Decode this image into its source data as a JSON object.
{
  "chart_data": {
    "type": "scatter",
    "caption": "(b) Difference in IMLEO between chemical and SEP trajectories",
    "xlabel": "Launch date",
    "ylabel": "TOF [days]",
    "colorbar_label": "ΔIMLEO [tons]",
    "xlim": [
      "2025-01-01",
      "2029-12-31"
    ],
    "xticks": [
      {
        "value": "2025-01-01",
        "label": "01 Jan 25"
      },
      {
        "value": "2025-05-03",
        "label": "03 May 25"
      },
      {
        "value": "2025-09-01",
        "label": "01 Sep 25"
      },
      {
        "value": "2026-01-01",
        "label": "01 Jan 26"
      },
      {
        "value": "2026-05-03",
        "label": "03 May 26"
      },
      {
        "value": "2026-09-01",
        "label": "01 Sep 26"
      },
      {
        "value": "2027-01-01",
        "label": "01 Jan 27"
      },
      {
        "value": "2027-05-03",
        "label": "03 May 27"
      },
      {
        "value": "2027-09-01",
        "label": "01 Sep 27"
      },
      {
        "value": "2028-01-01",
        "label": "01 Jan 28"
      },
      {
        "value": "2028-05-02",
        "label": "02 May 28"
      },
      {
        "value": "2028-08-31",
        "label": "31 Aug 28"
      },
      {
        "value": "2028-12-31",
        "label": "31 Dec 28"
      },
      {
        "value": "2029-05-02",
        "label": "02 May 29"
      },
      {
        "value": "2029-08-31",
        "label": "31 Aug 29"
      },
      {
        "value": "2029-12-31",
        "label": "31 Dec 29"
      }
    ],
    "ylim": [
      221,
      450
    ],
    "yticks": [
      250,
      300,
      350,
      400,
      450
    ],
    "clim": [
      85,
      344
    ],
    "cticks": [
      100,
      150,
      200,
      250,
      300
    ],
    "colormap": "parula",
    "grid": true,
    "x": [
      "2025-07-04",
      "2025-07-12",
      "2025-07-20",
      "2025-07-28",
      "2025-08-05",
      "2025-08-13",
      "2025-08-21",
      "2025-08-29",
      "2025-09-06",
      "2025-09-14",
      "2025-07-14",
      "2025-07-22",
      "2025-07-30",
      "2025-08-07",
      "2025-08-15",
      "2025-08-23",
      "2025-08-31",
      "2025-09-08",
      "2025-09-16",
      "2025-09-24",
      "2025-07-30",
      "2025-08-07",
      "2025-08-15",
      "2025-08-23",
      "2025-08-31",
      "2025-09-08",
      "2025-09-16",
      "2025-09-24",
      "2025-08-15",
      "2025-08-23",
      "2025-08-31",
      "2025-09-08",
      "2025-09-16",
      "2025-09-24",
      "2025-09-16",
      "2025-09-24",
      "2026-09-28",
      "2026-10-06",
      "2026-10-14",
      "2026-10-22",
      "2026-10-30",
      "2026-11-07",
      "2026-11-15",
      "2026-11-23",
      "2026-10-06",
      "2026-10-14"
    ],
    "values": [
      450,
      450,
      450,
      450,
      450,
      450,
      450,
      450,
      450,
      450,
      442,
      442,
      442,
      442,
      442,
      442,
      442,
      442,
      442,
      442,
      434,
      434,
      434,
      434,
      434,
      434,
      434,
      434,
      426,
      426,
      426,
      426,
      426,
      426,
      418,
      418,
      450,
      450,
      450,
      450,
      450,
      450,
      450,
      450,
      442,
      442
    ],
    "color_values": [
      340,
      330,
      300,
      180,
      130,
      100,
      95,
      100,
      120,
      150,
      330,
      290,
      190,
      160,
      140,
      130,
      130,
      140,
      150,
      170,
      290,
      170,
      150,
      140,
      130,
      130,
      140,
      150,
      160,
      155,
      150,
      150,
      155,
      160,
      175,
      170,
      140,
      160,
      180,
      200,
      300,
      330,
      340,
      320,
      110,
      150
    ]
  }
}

********************

Recite the full listing above exactly.

Final result:
Decode this image into its source data as a JSON object.
{
  "chart_data": {
    "type": "scatter",
    "caption": "(b) Difference in IMLEO between chemical and SEP trajectories",
    "xlabel": "Launch date",
    "ylabel": "TOF [days]",
    "colorbar_label": "ΔIMLEO [tons]",
    "xlim": [
      "2025-01-01",
      "2029-12-31"
    ],
    "xticks": [
      {
        "value": "2025-01-01",
        "label": "01 Jan 25"
      },
      {
        "value": "2025-05-03",
        "label": "03 May 25"
      },
      {
        "value": "2025-09-01",
        "label": "01 Sep 25"
      },
      {
        "value": "2026-01-01",
        "label": "01 Jan 26"
      },
      {
        "value": "2026-05-03",
        "label": "03 May 26"
      },
      {
        "value": "2026-09-01",
        "label": "01 Sep 26"
      },
      {
        "value": "2027-01-01",
        "label": "01 Jan 27"
      },
      {
        "value": "2027-05-03",
        "label": "03 May 27"
      },
      {
        "value": "2027-09-01",
        "label": "01 Sep 27"
      },
      {
        "value": "2028-01-01",
        "label": "01 Jan 28"
      },
      {
        "value": "2028-05-02",
        "label": "02 May 28"
      },
      {
        "value": "2028-08-31",
        "label": "31 Aug 28"
      },
      {
        "value": "2028-12-31",
        "label": "31 Dec 28"
      },
      {
        "value": "2029-05-02",
        "label": "02 May 29"
      },
      {
        "value": "2029-08-31",
        "label": "31 Aug 29"
      },
      {
        "value": "2029-12-31",
        "label": "31 Dec 29"
      }
    ],
    "ylim": [
      221,
      450
    ],
    "yticks": [
      250,
      300,
      350,
      400,
      450
    ],
    "clim": [
      85,
      344
    ],
    "cticks": [
      100,
      150,
      200,
      250,
      300
    ],
    "colormap": "parula",
    "grid": true,
    "x": [
      "2025-07-04",
      "2025-07-12",
      "2025-07-20",
      "2025-07-28",
      "2025-08-05",
      "2025-08-13",
      "2025-08-21",
      "2025-08-29",
      "2025-09-06",
      "2025-09-14",
      "2025-07-14",
      "2025-07-22",
      "2025-07-30",
      "2025-08-07",
      "2025-08-15",
      "2025-08-23",
      "2025-08-31",
      "2025-09-08",
      "2025-09-16",
      "2025-09-24",
      "2025-07-30",
      "2025-08-07",
      "2025-08-15",
      "2025-08-23",
      "2025-08-31",
      "2025-09-08",
      "2025-09-16",
      "2025-09-24",
      "2025-08-15",
      "2025-08-23",
      "2025-08-31",
      "2025-09-08",
      "2025-09-16",
      "2025-09-24",
      "2025-09-16",
      "2025-09-24",
      "2026-09-28",
      "2026-10-06",
      "2026-10-14",
      "2026-10-22",
      "2026-10-30",
      "2026-11-07",
      "2026-11-15",
      "2026-11-23",
      "2026-10-06",
      "2026-10-14"
    ],
    "values": [
      450,
      450,
      450,
      450,
      450,
      450,
      450,
      450,
      450,
      450,
      442,
      442,
      442,
      442,
      442,
      442,
      442,
      442,
      442,
      442,
      434,
      434,
      434,
      434,
      434,
      434,
      434,
      434,
      426,
      426,
      426,
      426,
      426,
      426,
      418,
      418,
      450,
      450,
      450,
      450,
      450,
      450,
      450,
      450,
      442,
      442
    ],
    "color_values": [
      340,
      330,
      300,
      180,
      130,
      100,
      95,
      100,
      120,
      150,
      330,
      290,
      190,
      160,
      140,
      130,
      130,
      140,
      150,
      170,
      290,
      170,
      150,
      140,
      130,
      130,
      140,
      150,
      160,
      155,
      150,
      150,
      155,
      160,
      175,
      170,
      140,
      160,
      180,
      200,
      300,
      330,
      340,
      320,
      110,
      150
    ]
  }
}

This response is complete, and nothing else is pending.